**STATED GOAL**
Gather all lines in the records below that include the word "colors".

•••

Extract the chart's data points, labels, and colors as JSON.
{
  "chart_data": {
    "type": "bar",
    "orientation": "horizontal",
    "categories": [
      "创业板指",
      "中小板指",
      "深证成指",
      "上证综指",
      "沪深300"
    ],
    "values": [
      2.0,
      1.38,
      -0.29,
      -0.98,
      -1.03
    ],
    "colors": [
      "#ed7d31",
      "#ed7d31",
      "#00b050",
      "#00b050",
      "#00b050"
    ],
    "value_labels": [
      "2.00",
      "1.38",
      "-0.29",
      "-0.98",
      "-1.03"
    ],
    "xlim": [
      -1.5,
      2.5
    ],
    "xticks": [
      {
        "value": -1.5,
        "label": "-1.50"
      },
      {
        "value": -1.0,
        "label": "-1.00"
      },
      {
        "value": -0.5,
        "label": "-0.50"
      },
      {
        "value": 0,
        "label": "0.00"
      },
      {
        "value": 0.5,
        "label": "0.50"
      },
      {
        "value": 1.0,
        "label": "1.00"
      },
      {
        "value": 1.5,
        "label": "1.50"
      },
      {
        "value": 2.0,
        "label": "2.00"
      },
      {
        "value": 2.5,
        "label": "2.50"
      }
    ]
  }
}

•••

**OUTPUT FOR THIS TASK**
Extract the chart's data points, labels, and colors as JSON.
    "colors": [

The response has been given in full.